→ REQUEST
Pull out from the material below all lines with "установленном".

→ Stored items

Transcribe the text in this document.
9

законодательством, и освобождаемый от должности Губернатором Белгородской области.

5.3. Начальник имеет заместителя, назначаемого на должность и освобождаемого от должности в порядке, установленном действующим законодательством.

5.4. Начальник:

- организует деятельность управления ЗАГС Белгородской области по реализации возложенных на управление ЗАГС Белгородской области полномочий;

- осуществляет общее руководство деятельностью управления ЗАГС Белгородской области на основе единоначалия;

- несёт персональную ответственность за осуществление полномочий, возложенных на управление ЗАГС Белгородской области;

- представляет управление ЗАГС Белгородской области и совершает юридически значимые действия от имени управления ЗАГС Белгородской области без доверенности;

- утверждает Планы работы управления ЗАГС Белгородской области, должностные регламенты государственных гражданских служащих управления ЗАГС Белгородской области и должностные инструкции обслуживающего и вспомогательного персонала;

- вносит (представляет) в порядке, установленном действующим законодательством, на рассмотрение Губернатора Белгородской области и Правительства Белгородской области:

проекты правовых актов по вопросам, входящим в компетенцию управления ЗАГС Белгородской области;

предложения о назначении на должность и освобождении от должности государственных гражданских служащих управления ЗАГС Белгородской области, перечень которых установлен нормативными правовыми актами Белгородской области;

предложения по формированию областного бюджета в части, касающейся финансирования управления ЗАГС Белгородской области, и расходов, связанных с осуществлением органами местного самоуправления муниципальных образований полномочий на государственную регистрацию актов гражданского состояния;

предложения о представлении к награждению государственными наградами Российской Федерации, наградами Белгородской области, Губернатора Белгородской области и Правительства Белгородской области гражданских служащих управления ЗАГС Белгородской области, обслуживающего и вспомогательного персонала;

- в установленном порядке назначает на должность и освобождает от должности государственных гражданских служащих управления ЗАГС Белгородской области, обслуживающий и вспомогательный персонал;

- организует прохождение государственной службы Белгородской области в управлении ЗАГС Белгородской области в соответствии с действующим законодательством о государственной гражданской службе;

→ RESPONSE
5.3. Начальник имеет заместителя, назначаемого на должность и освобождаемого от должности в порядке, установленном действующим законодательством.
- вносит (представляет) в порядке, установленном действующим законодательством, на рассмотрение Губернатора Белгородской области и Правительства Белгородской области:
- в установленном порядке назначает на должность и освобождает от должности государственных гражданских служащих управления ЗАГС Белгородской области, обслуживающий и вспомогательный персонал;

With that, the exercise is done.